__About this exercise__:
For the entries that follow, report how many lines include the word "eines" and add nothing.

__Information supplied__:
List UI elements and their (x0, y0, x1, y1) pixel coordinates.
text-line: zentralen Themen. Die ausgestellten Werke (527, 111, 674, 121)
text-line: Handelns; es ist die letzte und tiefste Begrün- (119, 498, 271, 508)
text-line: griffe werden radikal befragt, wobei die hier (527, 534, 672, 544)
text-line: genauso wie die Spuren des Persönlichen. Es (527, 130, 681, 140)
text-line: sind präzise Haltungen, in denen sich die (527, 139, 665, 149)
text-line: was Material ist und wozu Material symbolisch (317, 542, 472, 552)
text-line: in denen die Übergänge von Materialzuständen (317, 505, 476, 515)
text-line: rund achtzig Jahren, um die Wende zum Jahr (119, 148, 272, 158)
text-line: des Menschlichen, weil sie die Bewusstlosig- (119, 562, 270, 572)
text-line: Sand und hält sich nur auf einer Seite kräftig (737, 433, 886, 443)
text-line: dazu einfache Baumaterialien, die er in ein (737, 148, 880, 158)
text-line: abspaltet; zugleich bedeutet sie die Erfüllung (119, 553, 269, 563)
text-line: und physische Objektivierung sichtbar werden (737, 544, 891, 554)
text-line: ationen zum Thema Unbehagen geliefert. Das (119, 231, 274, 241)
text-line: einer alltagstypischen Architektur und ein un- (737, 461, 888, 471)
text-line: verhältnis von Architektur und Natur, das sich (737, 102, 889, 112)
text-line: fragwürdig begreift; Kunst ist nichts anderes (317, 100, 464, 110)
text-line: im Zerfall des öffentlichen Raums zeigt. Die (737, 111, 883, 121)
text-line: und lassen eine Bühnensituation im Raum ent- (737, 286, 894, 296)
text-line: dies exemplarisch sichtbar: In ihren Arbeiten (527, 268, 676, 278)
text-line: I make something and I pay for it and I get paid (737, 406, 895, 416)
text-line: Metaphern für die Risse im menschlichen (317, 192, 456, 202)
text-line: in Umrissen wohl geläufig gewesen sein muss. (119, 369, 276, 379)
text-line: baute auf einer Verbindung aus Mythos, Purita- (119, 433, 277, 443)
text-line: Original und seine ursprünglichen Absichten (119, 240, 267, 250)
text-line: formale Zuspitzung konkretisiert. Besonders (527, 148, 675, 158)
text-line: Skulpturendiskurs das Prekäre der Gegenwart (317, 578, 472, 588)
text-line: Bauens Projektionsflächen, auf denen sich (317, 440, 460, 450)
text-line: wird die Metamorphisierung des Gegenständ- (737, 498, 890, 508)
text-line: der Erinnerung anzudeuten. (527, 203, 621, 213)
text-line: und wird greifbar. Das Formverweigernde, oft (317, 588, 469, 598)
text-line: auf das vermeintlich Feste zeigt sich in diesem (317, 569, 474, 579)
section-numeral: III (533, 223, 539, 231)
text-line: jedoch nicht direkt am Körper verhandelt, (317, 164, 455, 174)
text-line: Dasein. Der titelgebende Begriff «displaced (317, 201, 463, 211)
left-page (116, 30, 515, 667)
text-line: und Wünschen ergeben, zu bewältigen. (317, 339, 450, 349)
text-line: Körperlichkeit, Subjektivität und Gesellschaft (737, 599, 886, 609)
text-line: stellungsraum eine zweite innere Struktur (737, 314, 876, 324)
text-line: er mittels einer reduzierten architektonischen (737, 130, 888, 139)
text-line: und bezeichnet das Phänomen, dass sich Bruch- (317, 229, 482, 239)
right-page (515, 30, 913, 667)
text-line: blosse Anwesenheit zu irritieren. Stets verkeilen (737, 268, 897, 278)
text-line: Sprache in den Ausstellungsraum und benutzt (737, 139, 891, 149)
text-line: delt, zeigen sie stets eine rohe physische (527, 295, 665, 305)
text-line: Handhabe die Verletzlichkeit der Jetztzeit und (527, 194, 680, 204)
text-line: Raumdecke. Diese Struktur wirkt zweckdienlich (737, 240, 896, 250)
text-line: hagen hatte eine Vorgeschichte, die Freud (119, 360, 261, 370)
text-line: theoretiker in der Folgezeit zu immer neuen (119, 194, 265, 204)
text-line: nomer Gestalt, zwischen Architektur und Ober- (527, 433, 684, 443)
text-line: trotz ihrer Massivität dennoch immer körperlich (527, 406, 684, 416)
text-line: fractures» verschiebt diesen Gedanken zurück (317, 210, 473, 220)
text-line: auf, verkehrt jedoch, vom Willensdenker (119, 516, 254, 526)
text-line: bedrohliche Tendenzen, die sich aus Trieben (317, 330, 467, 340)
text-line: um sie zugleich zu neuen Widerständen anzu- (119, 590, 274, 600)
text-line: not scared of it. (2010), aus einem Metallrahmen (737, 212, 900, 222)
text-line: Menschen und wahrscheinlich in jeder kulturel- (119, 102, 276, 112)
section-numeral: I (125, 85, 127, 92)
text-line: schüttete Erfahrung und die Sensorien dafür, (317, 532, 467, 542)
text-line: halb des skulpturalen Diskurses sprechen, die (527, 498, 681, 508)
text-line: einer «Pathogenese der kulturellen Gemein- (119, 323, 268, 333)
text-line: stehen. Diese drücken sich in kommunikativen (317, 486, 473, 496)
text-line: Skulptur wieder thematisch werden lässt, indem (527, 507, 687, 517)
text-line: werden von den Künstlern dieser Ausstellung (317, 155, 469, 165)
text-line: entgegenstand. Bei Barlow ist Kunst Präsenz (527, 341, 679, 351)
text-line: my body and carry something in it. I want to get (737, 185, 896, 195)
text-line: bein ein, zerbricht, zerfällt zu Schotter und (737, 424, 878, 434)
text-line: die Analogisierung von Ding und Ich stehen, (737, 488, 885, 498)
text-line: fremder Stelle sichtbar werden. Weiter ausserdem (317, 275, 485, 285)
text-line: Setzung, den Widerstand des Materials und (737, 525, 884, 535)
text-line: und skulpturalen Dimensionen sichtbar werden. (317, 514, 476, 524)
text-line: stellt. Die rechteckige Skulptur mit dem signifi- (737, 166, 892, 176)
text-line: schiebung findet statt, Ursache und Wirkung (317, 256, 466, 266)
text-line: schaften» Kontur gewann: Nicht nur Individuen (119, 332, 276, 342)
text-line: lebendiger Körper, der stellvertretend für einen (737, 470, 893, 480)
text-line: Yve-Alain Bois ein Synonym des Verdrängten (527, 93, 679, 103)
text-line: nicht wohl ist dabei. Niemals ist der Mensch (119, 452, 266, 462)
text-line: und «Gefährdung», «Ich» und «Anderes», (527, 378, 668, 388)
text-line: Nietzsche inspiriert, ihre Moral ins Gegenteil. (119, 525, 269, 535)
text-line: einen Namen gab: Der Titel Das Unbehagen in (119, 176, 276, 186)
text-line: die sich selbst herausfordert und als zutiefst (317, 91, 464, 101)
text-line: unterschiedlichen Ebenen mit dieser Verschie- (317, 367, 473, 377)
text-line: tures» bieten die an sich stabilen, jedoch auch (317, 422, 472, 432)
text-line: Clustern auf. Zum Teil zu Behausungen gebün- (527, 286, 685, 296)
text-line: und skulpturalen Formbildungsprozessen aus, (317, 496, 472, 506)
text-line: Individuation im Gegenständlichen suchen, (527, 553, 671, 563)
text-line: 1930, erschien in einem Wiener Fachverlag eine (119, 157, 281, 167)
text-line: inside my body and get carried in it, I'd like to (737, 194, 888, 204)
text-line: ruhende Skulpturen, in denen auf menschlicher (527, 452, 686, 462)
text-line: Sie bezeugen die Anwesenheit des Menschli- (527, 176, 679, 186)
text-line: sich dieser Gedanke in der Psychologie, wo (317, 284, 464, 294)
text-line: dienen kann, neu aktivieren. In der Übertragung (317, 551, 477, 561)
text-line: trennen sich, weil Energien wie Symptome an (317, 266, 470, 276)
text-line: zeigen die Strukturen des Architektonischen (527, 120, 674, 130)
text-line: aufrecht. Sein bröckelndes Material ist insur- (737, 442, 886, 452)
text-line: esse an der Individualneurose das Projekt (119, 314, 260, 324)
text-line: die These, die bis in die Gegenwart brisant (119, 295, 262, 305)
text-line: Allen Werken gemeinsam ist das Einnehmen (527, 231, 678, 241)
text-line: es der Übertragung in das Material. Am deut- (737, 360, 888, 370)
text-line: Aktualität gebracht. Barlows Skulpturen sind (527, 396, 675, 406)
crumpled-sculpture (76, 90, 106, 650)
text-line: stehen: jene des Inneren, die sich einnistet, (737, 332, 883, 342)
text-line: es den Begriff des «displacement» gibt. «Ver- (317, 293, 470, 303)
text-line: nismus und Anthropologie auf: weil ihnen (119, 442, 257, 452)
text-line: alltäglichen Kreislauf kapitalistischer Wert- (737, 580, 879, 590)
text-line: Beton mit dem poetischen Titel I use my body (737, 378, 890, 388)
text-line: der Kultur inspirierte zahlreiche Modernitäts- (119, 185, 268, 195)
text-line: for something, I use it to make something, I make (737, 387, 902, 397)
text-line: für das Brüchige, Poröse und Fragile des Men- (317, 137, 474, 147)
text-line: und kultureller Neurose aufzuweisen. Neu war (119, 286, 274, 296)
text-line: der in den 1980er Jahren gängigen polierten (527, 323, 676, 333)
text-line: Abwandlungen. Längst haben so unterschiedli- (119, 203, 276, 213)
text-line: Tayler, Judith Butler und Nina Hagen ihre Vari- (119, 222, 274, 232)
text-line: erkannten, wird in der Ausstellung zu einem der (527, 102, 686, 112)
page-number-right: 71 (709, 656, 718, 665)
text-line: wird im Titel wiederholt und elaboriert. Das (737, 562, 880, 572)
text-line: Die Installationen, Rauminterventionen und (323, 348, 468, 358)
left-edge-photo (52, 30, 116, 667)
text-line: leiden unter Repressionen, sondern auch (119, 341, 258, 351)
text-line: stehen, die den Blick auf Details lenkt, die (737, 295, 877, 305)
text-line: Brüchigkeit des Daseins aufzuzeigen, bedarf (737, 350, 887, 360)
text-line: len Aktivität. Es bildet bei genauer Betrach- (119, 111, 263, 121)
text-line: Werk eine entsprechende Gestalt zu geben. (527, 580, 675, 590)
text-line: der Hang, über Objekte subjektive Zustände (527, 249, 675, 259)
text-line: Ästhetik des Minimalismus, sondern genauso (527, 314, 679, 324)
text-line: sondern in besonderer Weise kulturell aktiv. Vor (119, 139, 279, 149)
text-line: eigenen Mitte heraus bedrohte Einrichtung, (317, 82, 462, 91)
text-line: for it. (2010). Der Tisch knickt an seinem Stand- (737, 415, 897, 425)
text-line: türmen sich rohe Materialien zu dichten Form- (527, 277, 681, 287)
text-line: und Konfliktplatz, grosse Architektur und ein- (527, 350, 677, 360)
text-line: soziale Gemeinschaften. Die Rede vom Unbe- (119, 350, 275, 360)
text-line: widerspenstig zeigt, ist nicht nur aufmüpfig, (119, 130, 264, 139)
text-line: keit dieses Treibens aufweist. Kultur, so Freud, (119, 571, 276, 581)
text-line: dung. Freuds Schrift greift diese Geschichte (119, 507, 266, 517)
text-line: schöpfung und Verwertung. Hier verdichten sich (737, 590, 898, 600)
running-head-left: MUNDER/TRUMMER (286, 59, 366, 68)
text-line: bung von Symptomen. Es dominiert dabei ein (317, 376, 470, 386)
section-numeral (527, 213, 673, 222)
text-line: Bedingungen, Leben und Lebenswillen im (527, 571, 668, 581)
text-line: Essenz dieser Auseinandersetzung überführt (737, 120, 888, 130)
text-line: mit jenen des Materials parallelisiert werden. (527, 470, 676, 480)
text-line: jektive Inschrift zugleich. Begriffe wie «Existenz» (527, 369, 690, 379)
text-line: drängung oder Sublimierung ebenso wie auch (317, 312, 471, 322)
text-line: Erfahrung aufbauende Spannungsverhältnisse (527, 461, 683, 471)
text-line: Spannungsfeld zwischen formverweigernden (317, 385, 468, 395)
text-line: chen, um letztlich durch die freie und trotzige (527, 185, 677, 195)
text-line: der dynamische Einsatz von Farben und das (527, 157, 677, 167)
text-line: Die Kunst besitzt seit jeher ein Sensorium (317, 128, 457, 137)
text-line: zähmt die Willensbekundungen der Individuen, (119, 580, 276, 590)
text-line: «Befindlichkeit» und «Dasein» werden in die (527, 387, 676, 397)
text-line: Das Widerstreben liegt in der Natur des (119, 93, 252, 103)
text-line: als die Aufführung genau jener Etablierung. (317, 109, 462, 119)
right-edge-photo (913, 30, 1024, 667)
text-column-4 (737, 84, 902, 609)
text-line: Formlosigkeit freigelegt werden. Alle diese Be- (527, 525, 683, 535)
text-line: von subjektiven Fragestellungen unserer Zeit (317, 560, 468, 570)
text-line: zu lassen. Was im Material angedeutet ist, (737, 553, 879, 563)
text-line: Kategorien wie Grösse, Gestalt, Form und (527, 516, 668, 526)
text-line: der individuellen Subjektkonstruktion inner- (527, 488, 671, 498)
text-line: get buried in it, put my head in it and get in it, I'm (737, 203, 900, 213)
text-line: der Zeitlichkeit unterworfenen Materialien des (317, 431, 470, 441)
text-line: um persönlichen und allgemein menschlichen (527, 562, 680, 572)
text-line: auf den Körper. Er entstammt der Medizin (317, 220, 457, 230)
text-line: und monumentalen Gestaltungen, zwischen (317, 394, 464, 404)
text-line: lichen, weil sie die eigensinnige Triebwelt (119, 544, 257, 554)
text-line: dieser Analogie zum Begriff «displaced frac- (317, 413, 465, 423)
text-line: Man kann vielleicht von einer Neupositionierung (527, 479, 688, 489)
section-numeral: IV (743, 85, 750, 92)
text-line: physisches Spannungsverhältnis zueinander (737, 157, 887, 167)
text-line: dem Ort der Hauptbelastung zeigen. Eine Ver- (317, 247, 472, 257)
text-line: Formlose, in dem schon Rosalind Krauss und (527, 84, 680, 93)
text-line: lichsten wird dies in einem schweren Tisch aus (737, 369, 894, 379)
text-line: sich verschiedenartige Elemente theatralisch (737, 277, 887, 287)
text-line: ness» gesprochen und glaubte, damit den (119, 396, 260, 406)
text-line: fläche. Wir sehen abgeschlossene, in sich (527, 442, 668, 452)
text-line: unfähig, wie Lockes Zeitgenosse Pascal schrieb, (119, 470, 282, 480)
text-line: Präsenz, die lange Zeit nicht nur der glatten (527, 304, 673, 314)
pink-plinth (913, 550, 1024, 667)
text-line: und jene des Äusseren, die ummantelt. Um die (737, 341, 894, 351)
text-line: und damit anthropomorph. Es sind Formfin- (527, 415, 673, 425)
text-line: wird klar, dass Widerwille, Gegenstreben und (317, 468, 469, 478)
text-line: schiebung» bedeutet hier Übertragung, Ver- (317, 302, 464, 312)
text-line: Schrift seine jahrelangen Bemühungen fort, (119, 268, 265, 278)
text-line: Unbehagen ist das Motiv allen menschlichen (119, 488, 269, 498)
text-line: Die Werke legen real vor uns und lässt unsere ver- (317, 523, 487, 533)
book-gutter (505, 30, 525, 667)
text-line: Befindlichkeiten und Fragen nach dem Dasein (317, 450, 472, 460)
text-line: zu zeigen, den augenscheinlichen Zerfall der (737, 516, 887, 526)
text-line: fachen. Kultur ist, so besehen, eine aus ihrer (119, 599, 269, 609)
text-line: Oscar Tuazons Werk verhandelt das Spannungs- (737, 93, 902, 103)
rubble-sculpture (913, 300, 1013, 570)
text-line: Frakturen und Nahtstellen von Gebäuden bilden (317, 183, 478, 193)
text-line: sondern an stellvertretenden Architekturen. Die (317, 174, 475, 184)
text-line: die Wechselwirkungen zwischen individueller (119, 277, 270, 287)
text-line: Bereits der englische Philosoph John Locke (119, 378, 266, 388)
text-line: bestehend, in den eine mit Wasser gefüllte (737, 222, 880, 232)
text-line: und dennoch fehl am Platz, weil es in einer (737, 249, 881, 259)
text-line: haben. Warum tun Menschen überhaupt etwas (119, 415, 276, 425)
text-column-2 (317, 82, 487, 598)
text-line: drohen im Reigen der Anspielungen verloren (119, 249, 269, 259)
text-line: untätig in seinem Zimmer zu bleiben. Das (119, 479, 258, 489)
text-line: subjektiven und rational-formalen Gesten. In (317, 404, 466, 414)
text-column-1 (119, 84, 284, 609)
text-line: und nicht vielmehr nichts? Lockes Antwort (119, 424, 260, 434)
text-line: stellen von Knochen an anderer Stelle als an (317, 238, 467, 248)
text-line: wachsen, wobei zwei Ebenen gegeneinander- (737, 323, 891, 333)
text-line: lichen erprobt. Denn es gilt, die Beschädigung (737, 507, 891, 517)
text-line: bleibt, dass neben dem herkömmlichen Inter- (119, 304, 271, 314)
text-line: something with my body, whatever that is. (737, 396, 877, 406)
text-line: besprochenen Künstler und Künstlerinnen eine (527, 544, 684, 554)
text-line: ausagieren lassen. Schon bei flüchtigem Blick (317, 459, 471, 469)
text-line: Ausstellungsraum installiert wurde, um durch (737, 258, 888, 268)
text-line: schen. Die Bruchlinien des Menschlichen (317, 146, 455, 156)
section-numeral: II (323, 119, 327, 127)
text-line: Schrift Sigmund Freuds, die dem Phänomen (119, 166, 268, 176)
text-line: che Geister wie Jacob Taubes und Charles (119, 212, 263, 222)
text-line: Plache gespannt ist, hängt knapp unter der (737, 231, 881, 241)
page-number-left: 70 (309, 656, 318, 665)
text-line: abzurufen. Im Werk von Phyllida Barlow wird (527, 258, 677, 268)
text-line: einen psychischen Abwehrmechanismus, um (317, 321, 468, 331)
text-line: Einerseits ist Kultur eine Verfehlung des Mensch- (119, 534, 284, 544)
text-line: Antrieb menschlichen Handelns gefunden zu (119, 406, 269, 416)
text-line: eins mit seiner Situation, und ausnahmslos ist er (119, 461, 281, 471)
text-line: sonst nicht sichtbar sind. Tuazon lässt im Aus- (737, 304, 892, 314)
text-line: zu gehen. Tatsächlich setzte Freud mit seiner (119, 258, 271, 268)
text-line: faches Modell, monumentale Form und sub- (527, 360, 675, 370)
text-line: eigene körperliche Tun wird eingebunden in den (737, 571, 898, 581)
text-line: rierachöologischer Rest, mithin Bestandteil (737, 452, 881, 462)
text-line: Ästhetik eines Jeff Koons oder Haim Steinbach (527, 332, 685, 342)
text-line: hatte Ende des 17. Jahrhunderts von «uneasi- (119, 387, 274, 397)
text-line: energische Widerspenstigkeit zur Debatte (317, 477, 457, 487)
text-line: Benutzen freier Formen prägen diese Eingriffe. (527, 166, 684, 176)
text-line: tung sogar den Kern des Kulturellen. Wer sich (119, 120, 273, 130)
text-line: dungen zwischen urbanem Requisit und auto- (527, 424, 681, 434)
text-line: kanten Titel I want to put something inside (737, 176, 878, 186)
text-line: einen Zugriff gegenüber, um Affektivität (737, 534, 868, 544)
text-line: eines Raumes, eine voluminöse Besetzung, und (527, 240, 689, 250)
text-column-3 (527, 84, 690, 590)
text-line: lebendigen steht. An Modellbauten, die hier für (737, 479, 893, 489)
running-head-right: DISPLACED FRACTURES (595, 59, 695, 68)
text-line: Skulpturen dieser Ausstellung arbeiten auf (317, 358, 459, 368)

__Answer for the task__:
2